**** Material shown
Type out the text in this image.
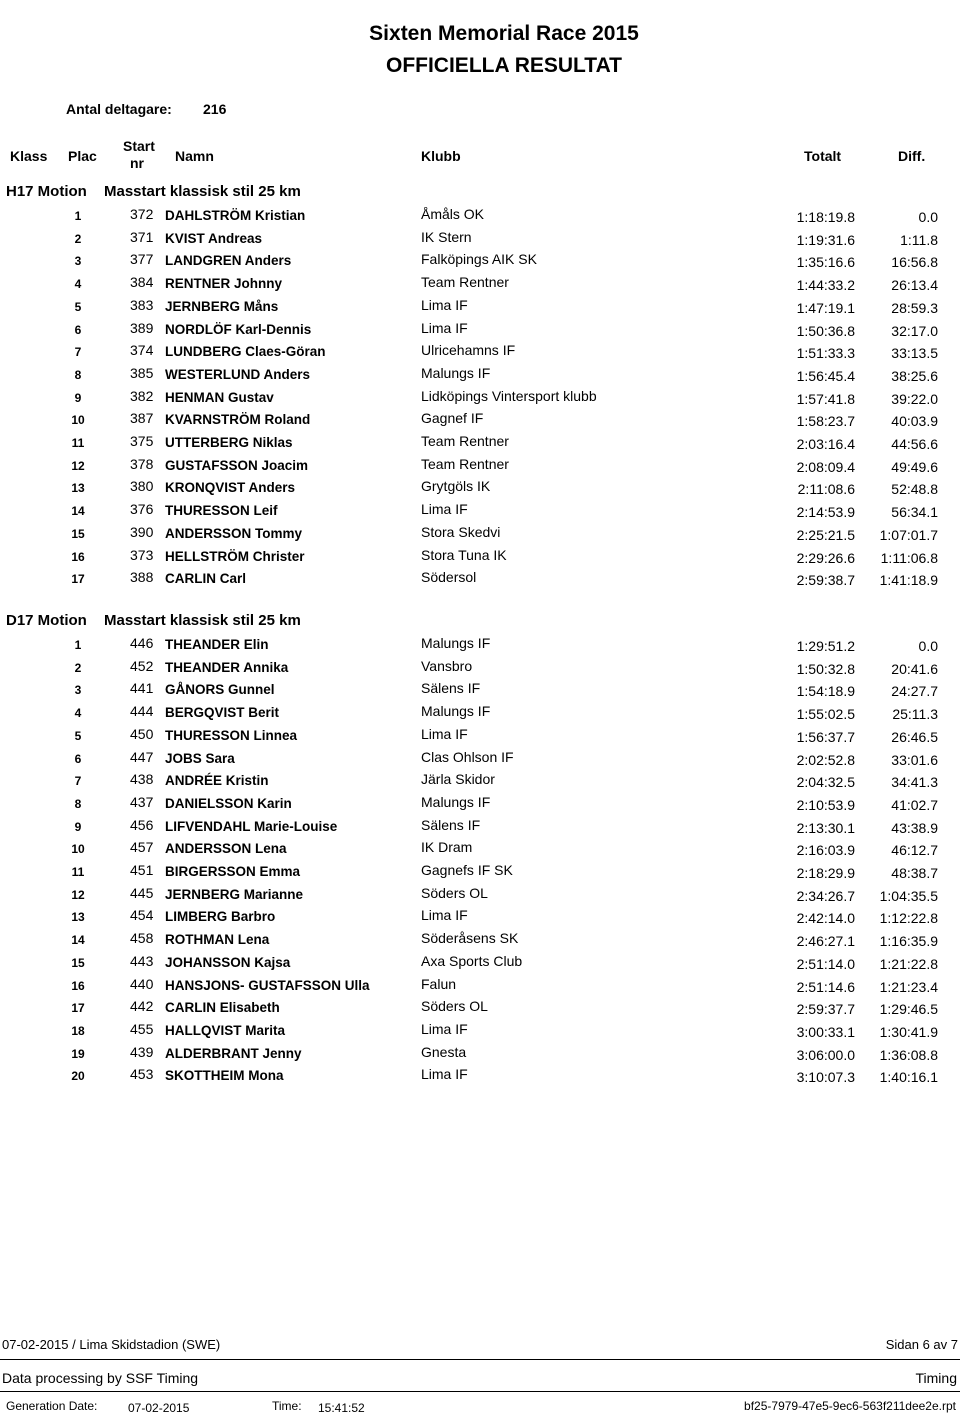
Sixten Memorial Race 2015
OFFICIELLA RESULTAT
Antal deltagare: 216
Klass Plac
Start
nr Namn	Klubb	Totalt	Diff.
H17 Motion Masstart klassisk stil 25 km
1	372 DAHLSTRÖM Kristian	Åmåls OK	1:18:19.8	0.0
2	371 KVIST Andreas	IK Stern	1:19:31.6	1:11.8
3	377 LANDGREN Anders	Falköpings AIK SK	1:35:16.6	16:56.8
4	384 RENTNER Johnny	Team Rentner	1:44:33.2	26:13.4
5	383 JERNBERG Måns	Lima IF	1:47:19.1	28:59.3
6	389 NORDLÖF Karl-Dennis	Lima IF	1:50:36.8	32:17.0
7	374 LUNDBERG Claes-Göran	Ulricehamns IF	1:51:33.3	33:13.5
8	385 WESTERLUND Anders	Malungs IF	1:56:45.4	38:25.6
9	382 HENMAN Gustav	Lidköpings Vintersport klubb	1:57:41.8	39:22.0
10	387 KVARNSTRÖM Roland	Gagnef IF	1:58:23.7	40:03.9
11	375 UTTERBERG Niklas	Team Rentner	2:03:16.4	44:56.6
12	378 GUSTAFSSON Joacim	Team Rentner	2:08:09.4	49:49.6
13	380 KRONQVIST Anders	Grytgöls IK	2:11:08.6	52:48.8
14	376 THURESSON Leif	Lima IF	2:14:53.9	56:34.1
15	390 ANDERSSON Tommy	Stora Skedvi	2:25:21.5	1:07:01.7
16	373 HELLSTRÖM Christer	Stora Tuna IK	2:29:26.6	1:11:06.8
17	388 CARLIN Carl	Södersol	2:59:38.7	1:41:18.9
D17 Motion Masstart klassisk stil 25 km
1	446 THEANDER Elin	Malungs IF	1:29:51.2	0.0
2	452 THEANDER Annika	Vansbro	1:50:32.8	20:41.6
3	441 GÅNORS Gunnel	Sälens IF	1:54:18.9	24:27.7
4	444 BERGQVIST Berit	Malungs IF	1:55:02.5	25:11.3
5	450 THURESSON Linnea	Lima IF	1:56:37.7	26:46.5
6	447 JOBS Sara	Clas Ohlson IF	2:02:52.8	33:01.6
7	438 ANDRÉE Kristin	Järla Skidor	2:04:32.5	34:41.3
8	437 DANIELSSON Karin	Malungs IF	2:10:53.9	41:02.7
9	456 LIFVENDAHL Marie-Louise	Sälens IF	2:13:30.1	43:38.9
10	457 ANDERSSON Lena	IK Dram	2:16:03.9	46:12.7
11	451 BIRGERSSON Emma	Gagnefs IF SK	2:18:29.9	48:38.7
12	445 JERNBERG Marianne	Söders OL	2:34:26.7	1:04:35.5
13	454 LIMBERG Barbro	Lima IF	2:42:14.0	1:12:22.8
14	458 ROTHMAN Lena	Söderåsens SK	2:46:27.1	1:16:35.9
15	443 JOHANSSON Kajsa	Axa Sports Club	2:51:14.0	1:21:22.8
16	440 HANSJONS- GUSTAFSSON Ulla	Falun	2:51:14.6	1:21:23.4
17	442 CARLIN Elisabeth	Söders OL	2:59:37.7	1:29:46.5
18	455 HALLQVIST Marita	Lima IF	3:00:33.1	1:30:41.9
19	439 ALDERBRANT Jenny	Gnesta	3:06:00.0	1:36:08.8
20	453 SKOTTHEIM Mona	Lima IF	3:10:07.3	1:40:16.1
07-02-2015 / Lima Skidstadion (SWE)	Sidan 6 av 7
Data processing by SSF Timing	Timing
Generation Date:	07-02-2015	Time: 15:41:52	bf25-7979-47e5-9ec6-563f211dee2e.rpt
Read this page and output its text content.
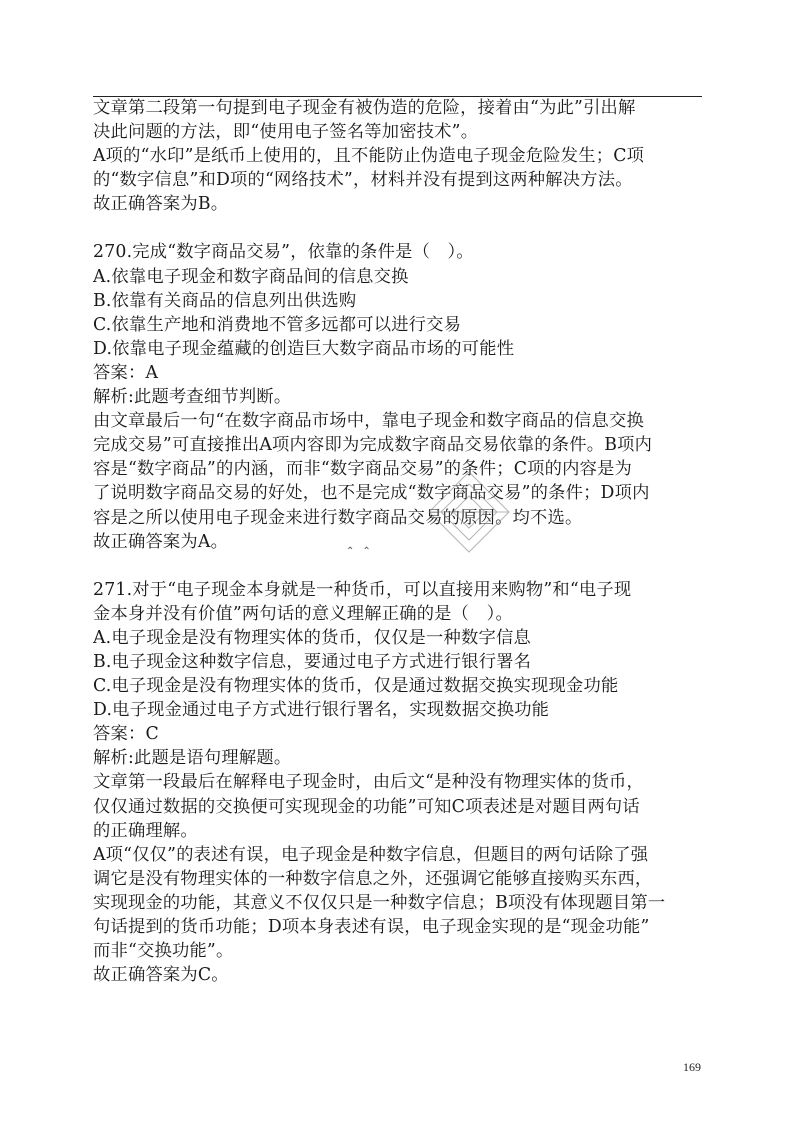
文章第二段第一句提到电子现金有被伪造的危险，接着由“为此”引出解

决此问题的方法，即“使用电子签名等加密技术”。

A项的“水印”是纸币上使用的，且不能防止伪造电子现金危险发生；C项

的“数字信息”和D项的“网络技术”，材料并没有提到这两种解决方法。

故正确答案为B。

270.完成“数字商品交易”，依靠的条件是（　）。

A.依靠电子现金和数字商品间的信息交换

B.依靠有关商品的信息列出供选购

C.依靠生产地和消费地不管多远都可以进行交易

D.依靠电子现金蕴藏的创造巨大数字商品市场的可能性

答案：A

解析:此题考查细节判断。

由文章最后一句“在数字商品市场中，靠电子现金和数字商品的信息交换

完成交易”可直接推出A项内容即为完成数字商品交易依靠的条件。B项内

容是“数字商品”的内涵，而非“数字商品交易”的条件；C项的内容是为

了说明数字商品交易的好处，也不是完成“数字商品交易”的条件；D项内

容是之所以使用电子现金来进行数字商品交易的原因。均不选。

故正确答案为A。

271.对于“电子现金本身就是一种货币，可以直接用来购物”和“电子现

金本身并没有价值”两句话的意义理解正确的是（　）。

A.电子现金是没有物理实体的货币，仅仅是一种数字信息

B.电子现金这种数字信息，要通过电子方式进行银行署名

C.电子现金是没有物理实体的货币，仅是通过数据交换实现现金功能

D.电子现金通过电子方式进行银行署名，实现数据交换功能

答案：C

解析:此题是语句理解题。

文章第一段最后在解释电子现金时，由后文“是种没有物理实体的货币，

仅仅通过数据的交换便可实现现金的功能”可知C项表述是对题目两句话

的正确理解。

A项“仅仅”的表述有误，电子现金是种数字信息，但题目的两句话除了强

调它是没有物理实体的一种数字信息之外，还强调它能够直接购买东西，

实现现金的功能，其意义不仅仅只是一种数字信息；B项没有体现题目第一

句话提到的货币功能；D项本身表述有误，电子现金实现的是“现金功能”

而非“交换功能”。

故正确答案为C。

⌃⌃
169
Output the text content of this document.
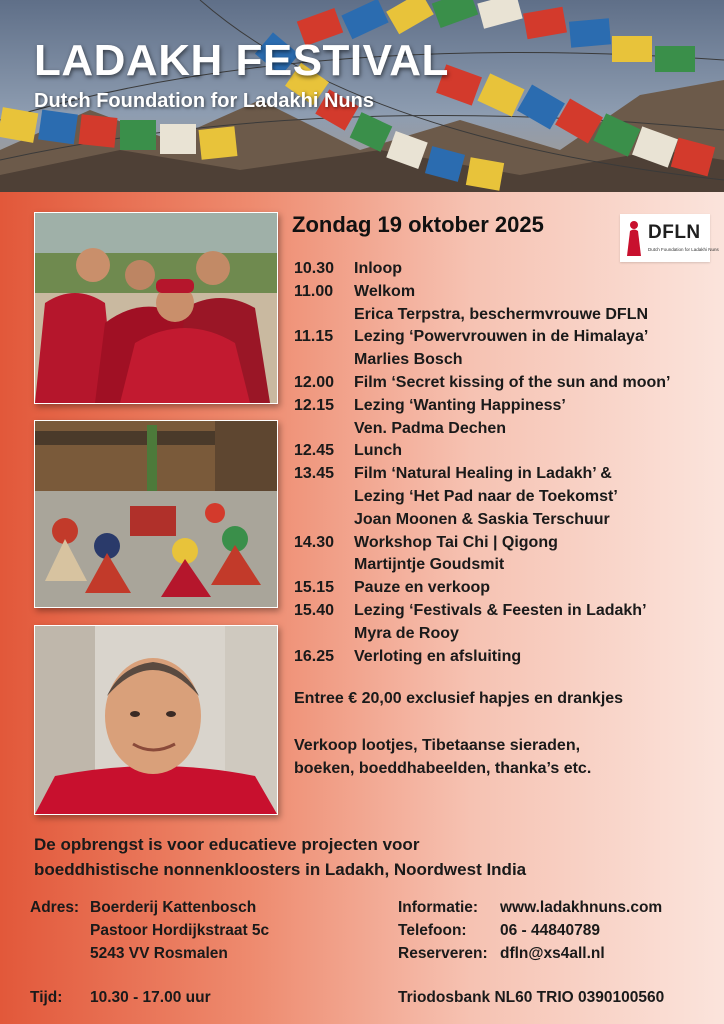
LADAKH FESTIVAL

Dutch Foundation for Ladakhi Nuns

DFLN
Dutch Foundation for Ladakhi Nuns
Zondag 19 oktober 2025
10.30	Inloop
11.00	Welkom
Erica Terpstra, beschermvrouwe DFLN
11.15	Lezing ‘Powervrouwen in de Himalaya’
Marlies Bosch
12.00	Film ‘Secret kissing of the sun and moon’
12.15	Lezing ‘Wanting Happiness’
Ven. Padma Dechen
12.45	Lunch
13.45	Film ‘Natural Healing in Ladakh’ &
Lezing ‘Het Pad naar de Toekomst’
Joan Moonen & Saskia Terschuur
14.30	Workshop Tai Chi | Qigong
Martijntje Goudsmit
15.15	Pauze en verkoop
15.40	Lezing ‘Festivals & Feesten in Ladakh’
Myra de Rooy
16.25	Verloting en afsluiting

Entree € 20,00 exclusief hapjes en drankjes

Verkoop lootjes, Tibetaanse sieraden,
boeken, boeddhabeelden, thanka’s etc.
De opbrengst is voor educatieve projecten voor
boeddhistische nonnenkloosters in Ladakh, Noordwest India
Adres: Boerderij Kattenbosch
Pastoor Hordijkstraat 5c
5243 VV Rosmalen
Informatie:	www.ladakhnuns.com
Telefoon:	06 - 44840789
Reserveren: dfln@xs4all.nl
Tijd: 10.30 - 17.00 uur	Triodosbank NL60 TRIO 0390100560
********
Work to complete ▸ Retype the whole listing, keeping every line identical and omitting all pictures.

Result of the exercise ▸
Type out the text in this image.
Sixten Memorial Race 2015
OFFICIELLA RESULTAT
Antal deltagare: 216
Klass Plac
Start
nr Namn	Klubb	Totalt	Diff.
H17 Motion Masstart klassisk stil 25 km
1	372 DAHLSTRÖM Kristian	Åmåls OK	1:18:19.8	0.0
2	371 KVIST Andreas	IK Stern	1:19:31.6	1:11.8
3	377 LANDGREN Anders	Falköpings AIK SK	1:35:16.6	16:56.8
4	384 RENTNER Johnny	Team Rentner	1:44:33.2	26:13.4
5	383 JERNBERG Måns	Lima IF	1:47:19.1	28:59.3
6	389 NORDLÖF Karl-Dennis	Lima IF	1:50:36.8	32:17.0
7	374 LUNDBERG Claes-Göran	Ulricehamns IF	1:51:33.3	33:13.5
8	385 WESTERLUND Anders	Malungs IF	1:56:45.4	38:25.6
9	382 HENMAN Gustav	Lidköpings Vintersport klubb	1:57:41.8	39:22.0
10	387 KVARNSTRÖM Roland	Gagnef IF	1:58:23.7	40:03.9
11	375 UTTERBERG Niklas	Team Rentner	2:03:16.4	44:56.6
12	378 GUSTAFSSON Joacim	Team Rentner	2:08:09.4	49:49.6
13	380 KRONQVIST Anders	Grytgöls IK	2:11:08.6	52:48.8
14	376 THURESSON Leif	Lima IF	2:14:53.9	56:34.1
15	390 ANDERSSON Tommy	Stora Skedvi	2:25:21.5	1:07:01.7
16	373 HELLSTRÖM Christer	Stora Tuna IK	2:29:26.6	1:11:06.8
17	388 CARLIN Carl	Södersol	2:59:38.7	1:41:18.9
D17 Motion Masstart klassisk stil 25 km
1	446 THEANDER Elin	Malungs IF	1:29:51.2	0.0
2	452 THEANDER Annika	Vansbro	1:50:32.8	20:41.6
3	441 GÅNORS Gunnel	Sälens IF	1:54:18.9	24:27.7
4	444 BERGQVIST Berit	Malungs IF	1:55:02.5	25:11.3
5	450 THURESSON Linnea	Lima IF	1:56:37.7	26:46.5
6	447 JOBS Sara	Clas Ohlson IF	2:02:52.8	33:01.6
7	438 ANDRÉE Kristin	Järla Skidor	2:04:32.5	34:41.3
8	437 DANIELSSON Karin	Malungs IF	2:10:53.9	41:02.7
9	456 LIFVENDAHL Marie-Louise	Sälens IF	2:13:30.1	43:38.9
10	457 ANDERSSON Lena	IK Dram	2:16:03.9	46:12.7
11	451 BIRGERSSON Emma	Gagnefs IF SK	2:18:29.9	48:38.7
12	445 JERNBERG Marianne	Söders OL	2:34:26.7	1:04:35.5
13	454 LIMBERG Barbro	Lima IF	2:42:14.0	1:12:22.8
14	458 ROTHMAN Lena	Söderåsens SK	2:46:27.1	1:16:35.9
15	443 JOHANSSON Kajsa	Axa Sports Club	2:51:14.0	1:21:22.8
16	440 HANSJONS- GUSTAFSSON Ulla	Falun	2:51:14.6	1:21:23.4
17	442 CARLIN Elisabeth	Söders OL	2:59:37.7	1:29:46.5
18	455 HALLQVIST Marita	Lima IF	3:00:33.1	1:30:41.9
19	439 ALDERBRANT Jenny	Gnesta	3:06:00.0	1:36:08.8
20	453 SKOTTHEIM Mona	Lima IF	3:10:07.3	1:40:16.1
07-02-2015 / Lima Skidstadion (SWE)	Sidan 6 av 7
Data processing by SSF Timing	Timing
Generation Date:	07-02-2015	Time: 15:41:52	bf25-7979-47e5-9ec6-563f211dee2e.rpt
Read this page and output its text content.
文章第二段第一句提到电子现金有被伪造的危险，接着由“为此”引出解

决此问题的方法，即“使用电子签名等加密技术”。

A项的“水印”是纸币上使用的，且不能防止伪造电子现金危险发生；C项

的“数字信息”和D项的“网络技术”，材料并没有提到这两种解决方法。

故正确答案为B。

270.完成“数字商品交易”，依靠的条件是（　）。

A.依靠电子现金和数字商品间的信息交换

B.依靠有关商品的信息列出供选购

C.依靠生产地和消费地不管多远都可以进行交易

D.依靠电子现金蕴藏的创造巨大数字商品市场的可能性

答案：A

解析:此题考查细节判断。

由文章最后一句“在数字商品市场中，靠电子现金和数字商品的信息交换

完成交易”可直接推出A项内容即为完成数字商品交易依靠的条件。B项内

容是“数字商品”的内涵，而非“数字商品交易”的条件；C项的内容是为

了说明数字商品交易的好处，也不是完成“数字商品交易”的条件；D项内

容是之所以使用电子现金来进行数字商品交易的原因。均不选。

故正确答案为A。

271.对于“电子现金本身就是一种货币，可以直接用来购物”和“电子现

金本身并没有价值”两句话的意义理解正确的是（　）。

A.电子现金是没有物理实体的货币，仅仅是一种数字信息

B.电子现金这种数字信息，要通过电子方式进行银行署名

C.电子现金是没有物理实体的货币，仅是通过数据交换实现现金功能

D.电子现金通过电子方式进行银行署名，实现数据交换功能

答案：C

解析:此题是语句理解题。

文章第一段最后在解释电子现金时，由后文“是种没有物理实体的货币，

仅仅通过数据的交换便可实现现金的功能”可知C项表述是对题目两句话

的正确理解。

A项“仅仅”的表述有误，电子现金是种数字信息，但题目的两句话除了强

调它是没有物理实体的一种数字信息之外，还强调它能够直接购买东西，

实现现金的功能，其意义不仅仅只是一种数字信息；B项没有体现题目第一

句话提到的货币功能；D项本身表述有误，电子现金实现的是“现金功能”

而非“交换功能”。

故正确答案为C。

⌃⌃
169
Output the text content of this document.
LADAKH FESTIVAL

Dutch Foundation for Ladakhi Nuns

DFLN
Dutch Foundation for Ladakhi Nuns
Zondag 19 oktober 2025
10.30	Inloop
11.00	Welkom
Erica Terpstra, beschermvrouwe DFLN
11.15	Lezing ‘Powervrouwen in de Himalaya’
Marlies Bosch
12.00	Film ‘Secret kissing of the sun and moon’
12.15	Lezing ‘Wanting Happiness’
Ven. Padma Dechen
12.45	Lunch
13.45	Film ‘Natural Healing in Ladakh’ &
Lezing ‘Het Pad naar de Toekomst’
Joan Moonen & Saskia Terschuur
14.30	Workshop Tai Chi | Qigong
Martijntje Goudsmit
15.15	Pauze en verkoop
15.40	Lezing ‘Festivals & Feesten in Ladakh’
Myra de Rooy
16.25	Verloting en afsluiting

Entree € 20,00 exclusief hapjes en drankjes

Verkoop lootjes, Tibetaanse sieraden,
boeken, boeddhabeelden, thanka’s etc.
De opbrengst is voor educatieve projecten voor
boeddhistische nonnenkloosters in Ladakh, Noordwest India
Adres: Boerderij Kattenbosch
Pastoor Hordijkstraat 5c
5243 VV Rosmalen
Informatie:	www.ladakhnuns.com
Telefoon:	06 - 44840789
Reserveren: dfln@xs4all.nl
Tijd: 10.30 - 17.00 uur	Triodosbank NL60 TRIO 0390100560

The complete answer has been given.